WHAT THE EXERCISE ASKS
Copy out each line containing "años" from the entries below.

*****

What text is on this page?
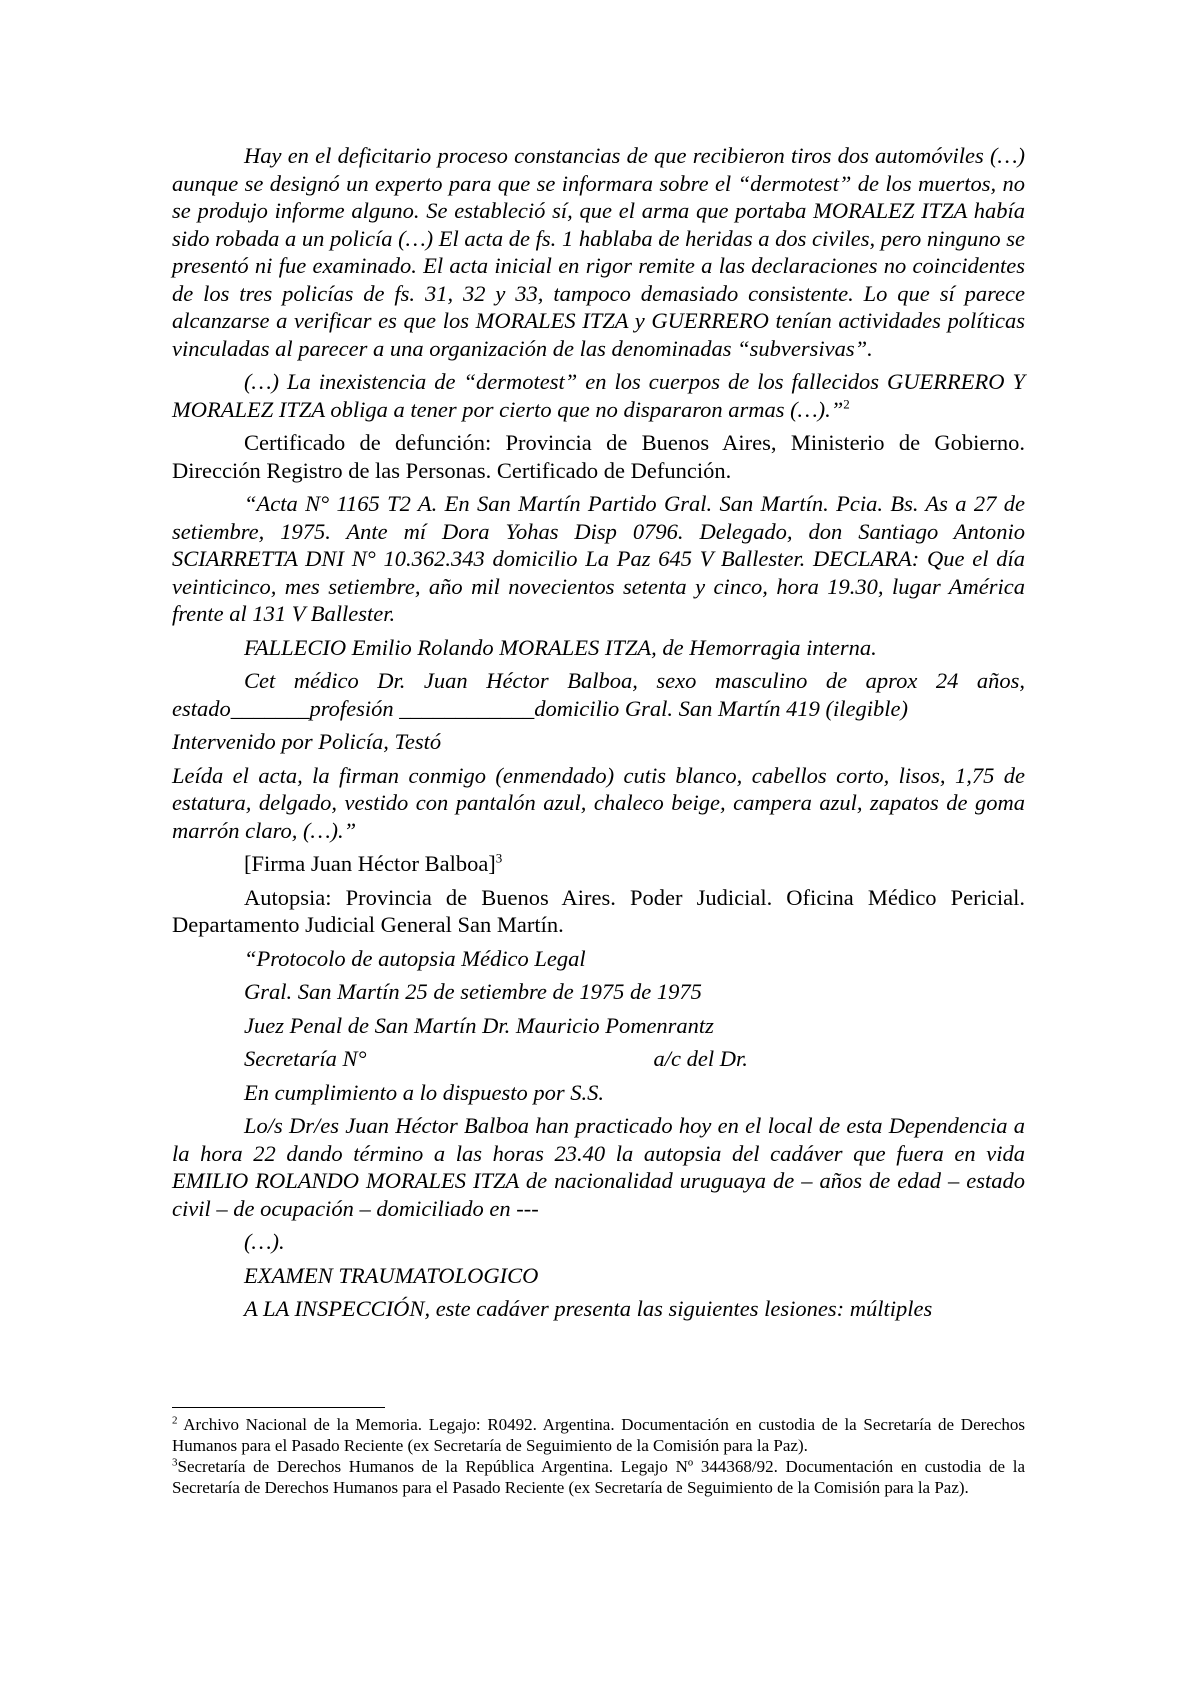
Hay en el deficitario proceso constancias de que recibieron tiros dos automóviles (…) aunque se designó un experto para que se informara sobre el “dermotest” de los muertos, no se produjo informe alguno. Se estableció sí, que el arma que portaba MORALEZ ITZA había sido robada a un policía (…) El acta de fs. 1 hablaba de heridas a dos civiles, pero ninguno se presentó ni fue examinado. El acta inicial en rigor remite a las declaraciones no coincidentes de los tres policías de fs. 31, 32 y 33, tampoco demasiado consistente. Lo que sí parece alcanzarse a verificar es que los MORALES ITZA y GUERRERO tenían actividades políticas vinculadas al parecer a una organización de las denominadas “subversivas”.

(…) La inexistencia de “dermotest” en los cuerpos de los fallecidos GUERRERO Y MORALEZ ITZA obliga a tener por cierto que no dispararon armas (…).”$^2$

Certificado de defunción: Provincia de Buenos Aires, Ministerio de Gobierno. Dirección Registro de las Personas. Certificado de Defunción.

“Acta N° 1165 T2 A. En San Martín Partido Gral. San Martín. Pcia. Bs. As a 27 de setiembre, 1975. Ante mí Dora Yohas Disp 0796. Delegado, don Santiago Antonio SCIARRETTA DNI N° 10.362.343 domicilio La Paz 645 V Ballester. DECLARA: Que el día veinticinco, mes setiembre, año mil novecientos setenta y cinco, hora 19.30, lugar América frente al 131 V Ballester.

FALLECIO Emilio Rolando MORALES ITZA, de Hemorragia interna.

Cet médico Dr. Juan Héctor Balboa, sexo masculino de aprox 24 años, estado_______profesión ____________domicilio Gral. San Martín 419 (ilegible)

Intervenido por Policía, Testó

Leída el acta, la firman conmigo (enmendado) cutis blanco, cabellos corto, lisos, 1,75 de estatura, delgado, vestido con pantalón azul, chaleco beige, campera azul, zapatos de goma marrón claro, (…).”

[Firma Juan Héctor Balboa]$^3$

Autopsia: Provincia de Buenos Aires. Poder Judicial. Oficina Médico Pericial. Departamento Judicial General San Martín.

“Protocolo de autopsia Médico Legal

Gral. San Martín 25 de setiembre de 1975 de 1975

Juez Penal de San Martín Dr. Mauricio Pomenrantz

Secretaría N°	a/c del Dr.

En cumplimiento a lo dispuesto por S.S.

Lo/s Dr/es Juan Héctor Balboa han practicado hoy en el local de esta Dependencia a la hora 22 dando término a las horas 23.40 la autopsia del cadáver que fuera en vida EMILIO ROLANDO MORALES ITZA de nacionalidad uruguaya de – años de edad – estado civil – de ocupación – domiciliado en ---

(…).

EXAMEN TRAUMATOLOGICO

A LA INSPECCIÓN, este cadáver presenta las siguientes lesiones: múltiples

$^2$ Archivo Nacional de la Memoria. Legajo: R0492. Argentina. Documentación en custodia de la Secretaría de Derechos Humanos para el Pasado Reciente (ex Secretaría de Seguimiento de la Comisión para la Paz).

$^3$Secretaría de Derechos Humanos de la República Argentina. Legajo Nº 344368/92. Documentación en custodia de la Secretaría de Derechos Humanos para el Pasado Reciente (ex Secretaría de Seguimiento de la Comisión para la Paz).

*****

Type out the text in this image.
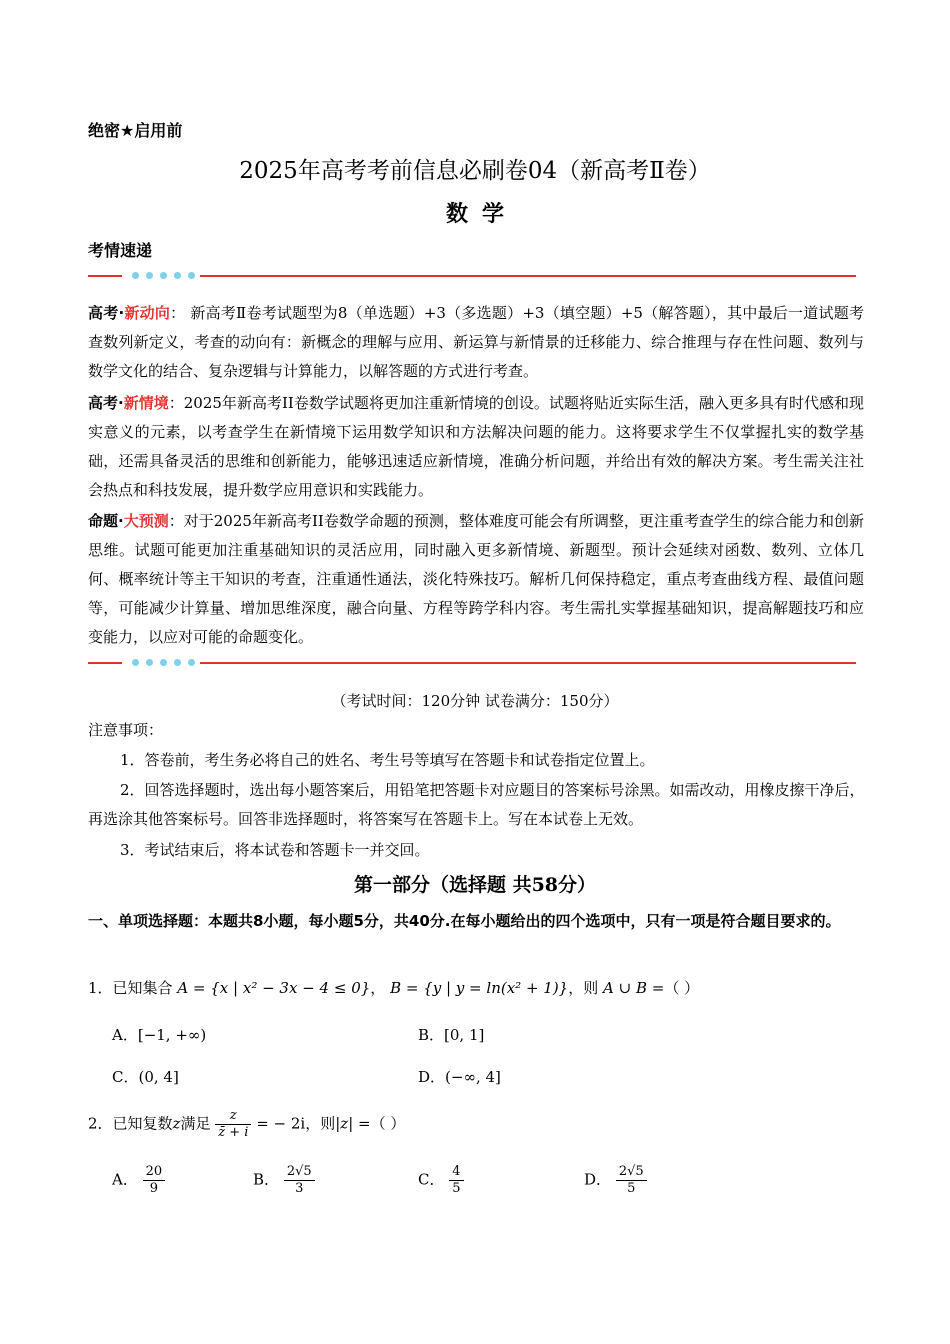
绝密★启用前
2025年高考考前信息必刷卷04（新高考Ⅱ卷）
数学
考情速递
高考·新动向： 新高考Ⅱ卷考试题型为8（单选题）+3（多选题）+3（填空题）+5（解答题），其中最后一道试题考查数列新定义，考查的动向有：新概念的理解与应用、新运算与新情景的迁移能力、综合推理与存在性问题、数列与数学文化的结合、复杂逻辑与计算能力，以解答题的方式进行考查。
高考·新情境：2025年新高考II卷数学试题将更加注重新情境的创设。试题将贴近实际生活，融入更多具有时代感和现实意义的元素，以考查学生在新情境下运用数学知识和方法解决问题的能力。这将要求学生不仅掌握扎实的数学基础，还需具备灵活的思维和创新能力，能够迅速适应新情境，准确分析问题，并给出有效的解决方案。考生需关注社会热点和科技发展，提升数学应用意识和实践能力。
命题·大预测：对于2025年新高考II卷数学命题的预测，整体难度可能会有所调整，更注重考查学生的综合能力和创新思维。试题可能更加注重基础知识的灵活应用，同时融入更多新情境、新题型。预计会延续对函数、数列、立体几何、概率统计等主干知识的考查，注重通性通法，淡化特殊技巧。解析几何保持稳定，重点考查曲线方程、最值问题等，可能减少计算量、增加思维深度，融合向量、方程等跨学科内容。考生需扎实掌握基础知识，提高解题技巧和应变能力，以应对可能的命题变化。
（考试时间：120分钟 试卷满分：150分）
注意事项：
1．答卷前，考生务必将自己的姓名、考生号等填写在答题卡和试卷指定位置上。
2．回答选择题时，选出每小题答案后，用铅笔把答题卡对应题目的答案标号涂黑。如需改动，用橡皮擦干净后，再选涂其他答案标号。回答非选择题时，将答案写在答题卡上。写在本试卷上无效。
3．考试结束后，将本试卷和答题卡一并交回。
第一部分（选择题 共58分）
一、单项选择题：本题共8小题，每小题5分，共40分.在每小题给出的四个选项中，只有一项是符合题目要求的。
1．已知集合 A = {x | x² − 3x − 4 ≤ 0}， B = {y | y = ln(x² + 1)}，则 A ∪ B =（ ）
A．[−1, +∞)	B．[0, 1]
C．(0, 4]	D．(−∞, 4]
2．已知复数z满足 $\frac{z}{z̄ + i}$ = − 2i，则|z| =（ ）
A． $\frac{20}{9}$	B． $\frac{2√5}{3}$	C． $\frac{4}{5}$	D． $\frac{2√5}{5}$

*****

FINISHED EXERCISE
Cet médico Dr. Juan Héctor Balboa, sexo masculino de aprox 24 años, estado_______profesión ____________domicilio Gral. San Martín 419 (ilegible)
Lo/s Dr/es Juan Héctor Balboa han practicado hoy en el local de esta Dependencia a la hora 22 dando término a las horas 23.40 la autopsia del cadáver que fuera en vida EMILIO ROLANDO MORALES ITZA de nacionalidad uruguaya de – años de edad – estado civil – de ocupación – domiciliado en ---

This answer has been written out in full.